- [What is needed]: Return a copy of each line that holds the string "trash".

════════

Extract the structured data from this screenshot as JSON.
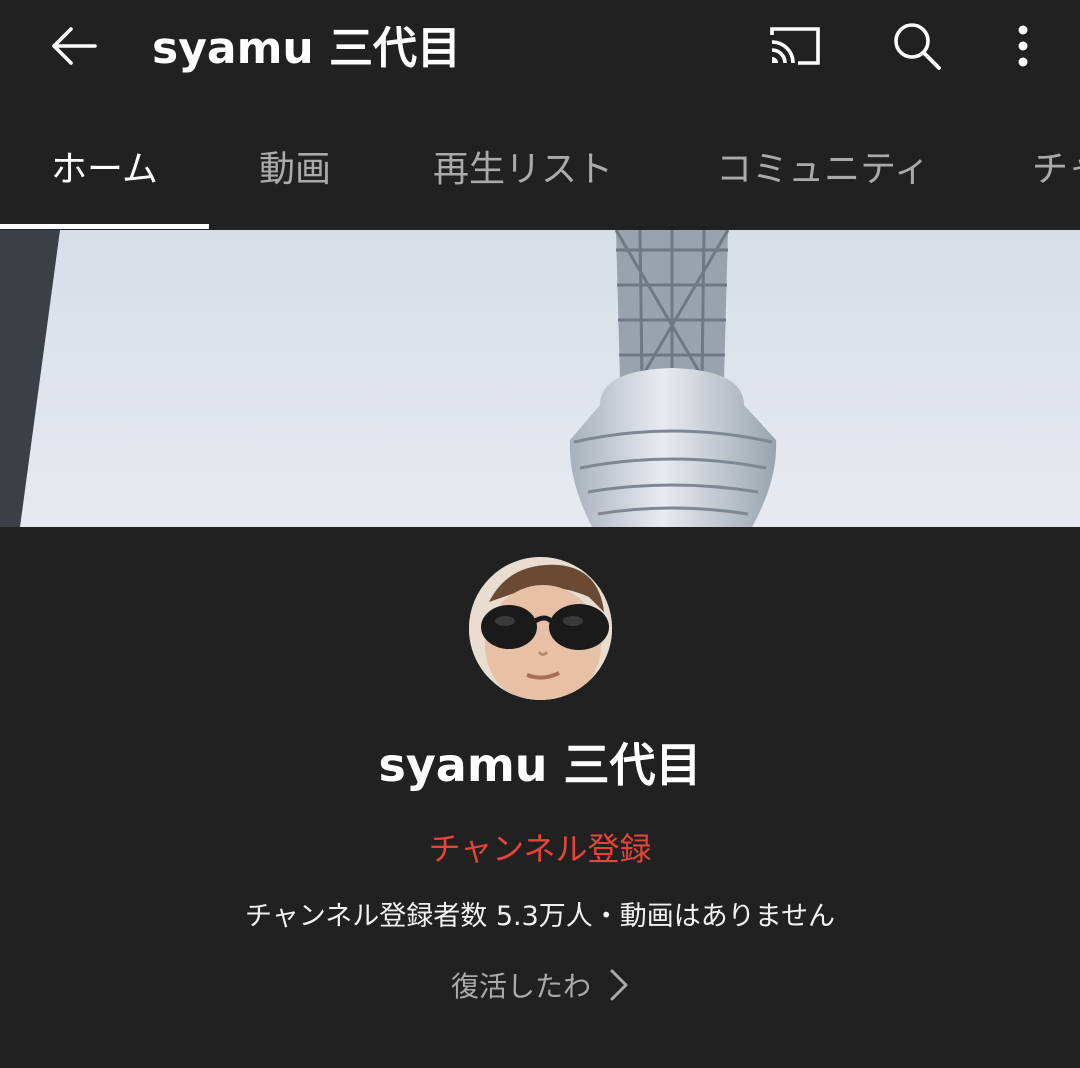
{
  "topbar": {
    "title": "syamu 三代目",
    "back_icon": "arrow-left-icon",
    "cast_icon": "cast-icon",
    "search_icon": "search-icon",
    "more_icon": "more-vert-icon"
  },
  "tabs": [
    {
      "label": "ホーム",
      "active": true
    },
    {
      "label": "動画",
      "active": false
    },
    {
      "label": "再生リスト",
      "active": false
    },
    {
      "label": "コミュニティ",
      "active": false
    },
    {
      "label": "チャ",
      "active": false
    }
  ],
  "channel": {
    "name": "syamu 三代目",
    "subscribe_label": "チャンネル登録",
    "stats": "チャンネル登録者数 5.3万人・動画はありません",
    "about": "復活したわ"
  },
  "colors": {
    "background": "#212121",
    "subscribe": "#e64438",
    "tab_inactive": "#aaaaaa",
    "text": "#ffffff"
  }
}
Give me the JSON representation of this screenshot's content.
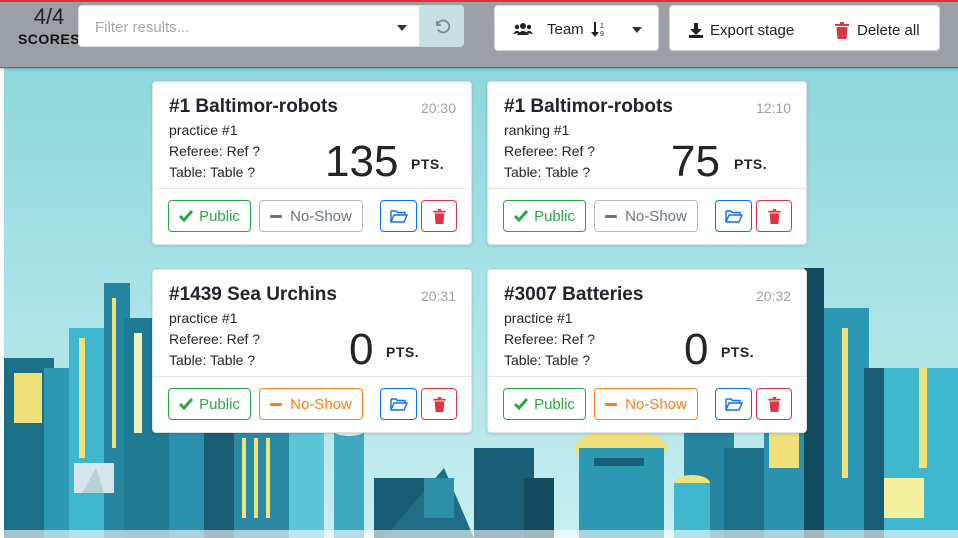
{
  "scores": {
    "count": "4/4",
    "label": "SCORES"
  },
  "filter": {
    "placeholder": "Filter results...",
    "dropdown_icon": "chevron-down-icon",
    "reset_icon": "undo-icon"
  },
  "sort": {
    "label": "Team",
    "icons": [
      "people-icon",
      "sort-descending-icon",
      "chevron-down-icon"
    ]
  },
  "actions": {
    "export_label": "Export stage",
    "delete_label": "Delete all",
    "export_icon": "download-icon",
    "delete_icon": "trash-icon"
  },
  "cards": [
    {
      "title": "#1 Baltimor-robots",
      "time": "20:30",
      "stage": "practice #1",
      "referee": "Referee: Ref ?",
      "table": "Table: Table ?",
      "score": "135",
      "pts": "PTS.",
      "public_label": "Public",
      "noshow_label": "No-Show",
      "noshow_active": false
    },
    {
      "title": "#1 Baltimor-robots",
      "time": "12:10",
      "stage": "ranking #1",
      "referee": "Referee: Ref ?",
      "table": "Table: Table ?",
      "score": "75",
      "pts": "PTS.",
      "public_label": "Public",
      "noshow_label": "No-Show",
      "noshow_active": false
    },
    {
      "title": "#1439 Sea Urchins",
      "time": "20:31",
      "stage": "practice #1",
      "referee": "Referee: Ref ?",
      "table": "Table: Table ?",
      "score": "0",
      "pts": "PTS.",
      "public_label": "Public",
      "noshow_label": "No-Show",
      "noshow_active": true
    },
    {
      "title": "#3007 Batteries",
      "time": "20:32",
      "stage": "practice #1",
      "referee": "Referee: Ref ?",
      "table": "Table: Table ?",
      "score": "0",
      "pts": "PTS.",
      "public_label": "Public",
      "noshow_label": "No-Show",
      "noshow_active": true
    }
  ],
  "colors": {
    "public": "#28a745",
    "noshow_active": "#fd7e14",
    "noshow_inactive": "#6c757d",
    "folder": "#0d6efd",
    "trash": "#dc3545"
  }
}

════════

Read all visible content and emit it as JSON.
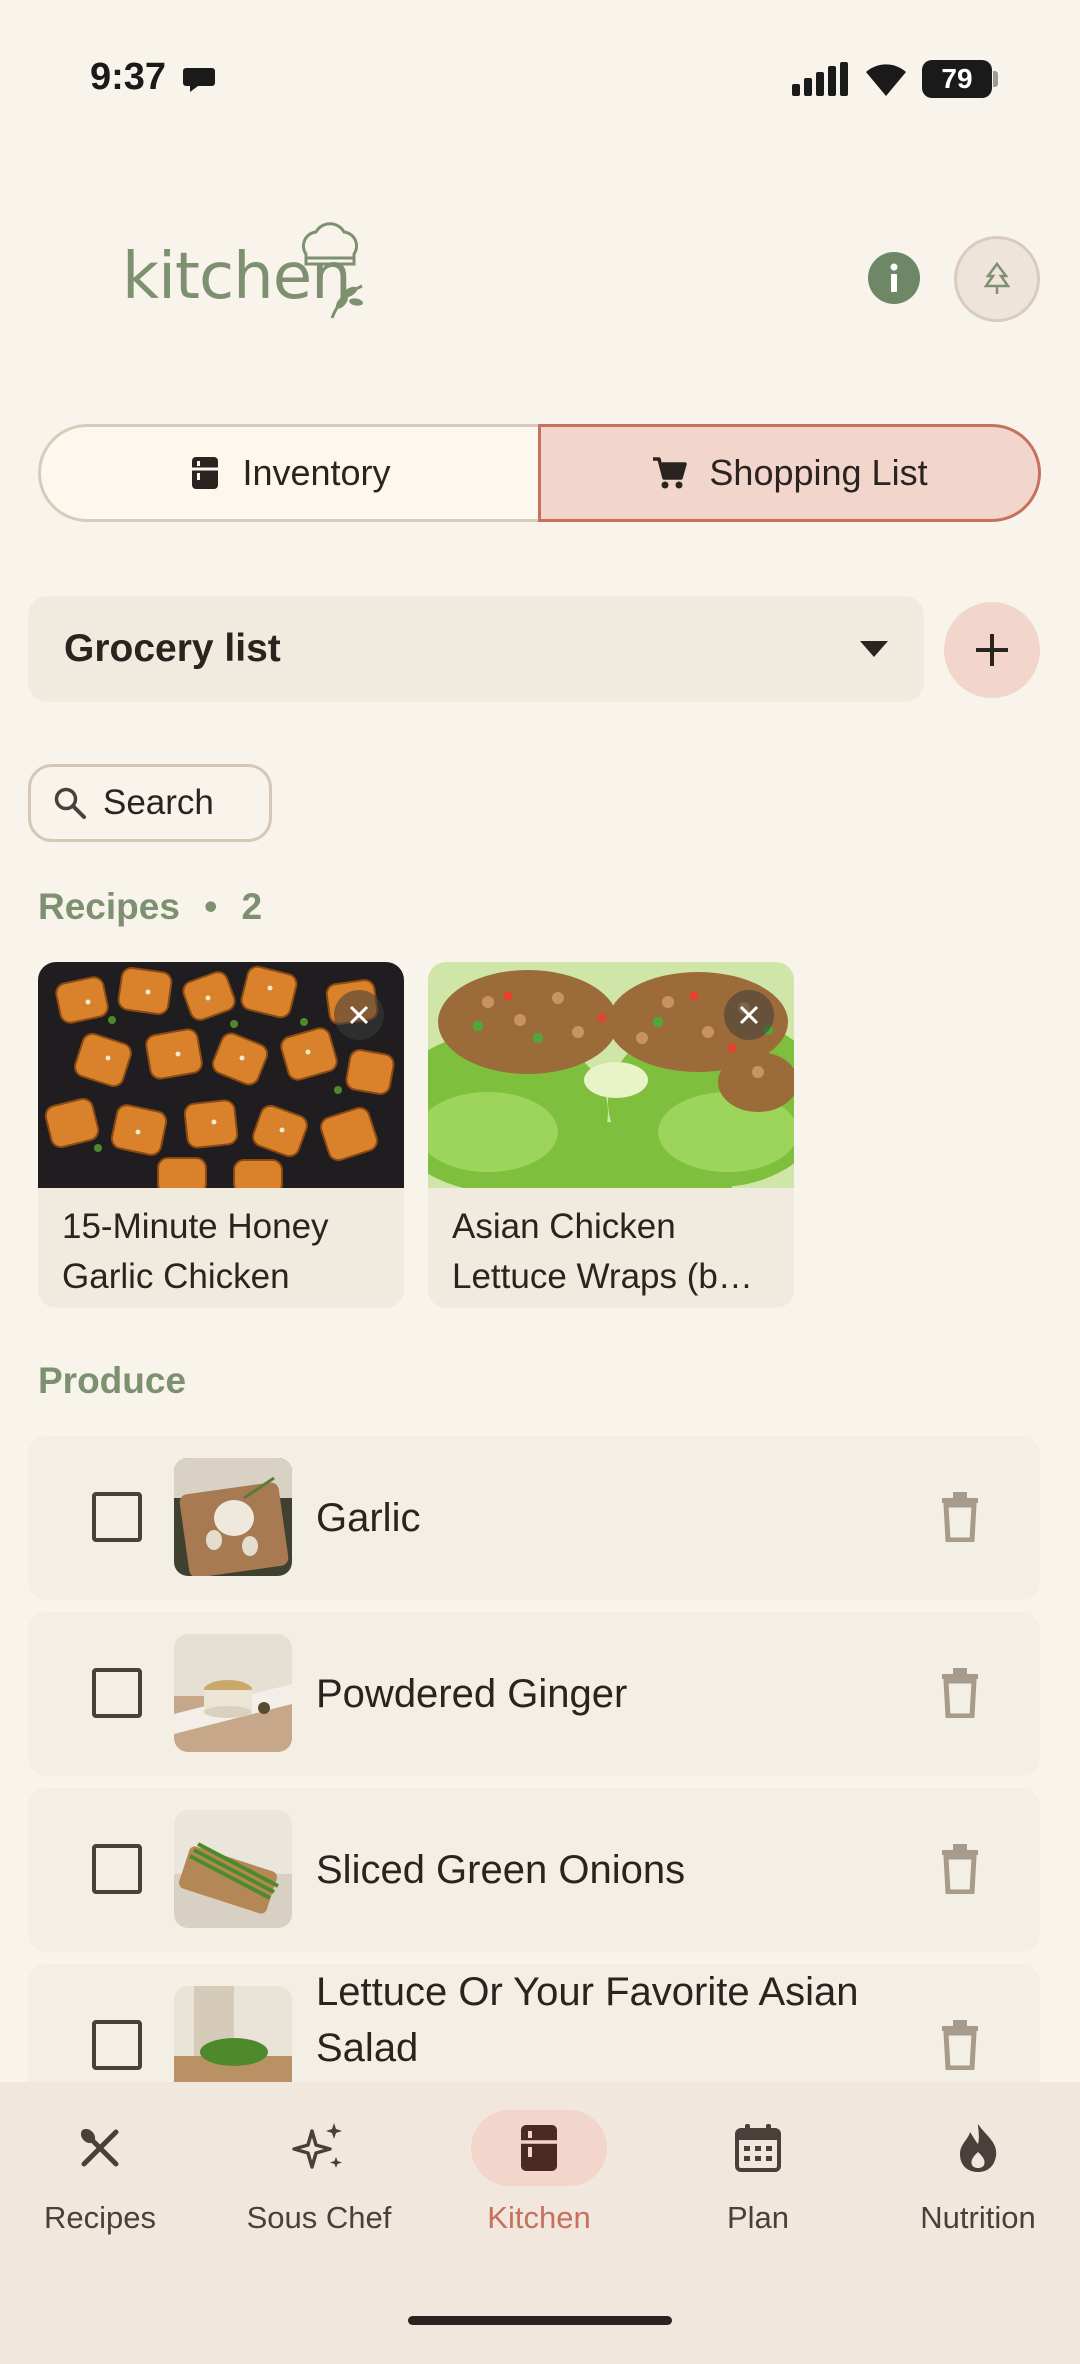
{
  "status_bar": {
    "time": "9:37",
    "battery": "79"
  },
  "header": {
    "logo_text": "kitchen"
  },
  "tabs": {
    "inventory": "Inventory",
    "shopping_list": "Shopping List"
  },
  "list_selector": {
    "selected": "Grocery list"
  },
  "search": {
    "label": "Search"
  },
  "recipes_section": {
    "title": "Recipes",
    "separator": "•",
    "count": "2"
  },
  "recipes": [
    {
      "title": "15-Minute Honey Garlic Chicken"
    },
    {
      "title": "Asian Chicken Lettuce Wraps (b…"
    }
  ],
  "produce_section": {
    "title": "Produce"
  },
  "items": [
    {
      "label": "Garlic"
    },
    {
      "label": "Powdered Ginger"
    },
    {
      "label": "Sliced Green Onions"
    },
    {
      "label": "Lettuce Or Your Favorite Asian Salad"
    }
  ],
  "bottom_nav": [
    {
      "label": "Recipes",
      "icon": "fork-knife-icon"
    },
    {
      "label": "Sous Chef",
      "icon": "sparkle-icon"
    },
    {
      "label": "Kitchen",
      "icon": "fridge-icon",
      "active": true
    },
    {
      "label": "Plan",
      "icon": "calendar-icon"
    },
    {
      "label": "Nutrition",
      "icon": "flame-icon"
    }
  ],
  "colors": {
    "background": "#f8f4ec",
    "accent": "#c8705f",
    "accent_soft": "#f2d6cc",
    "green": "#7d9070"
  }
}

════════

- [Written answer]:
    "delete_icon": "trash-icon"
    "trash": "#dc3545"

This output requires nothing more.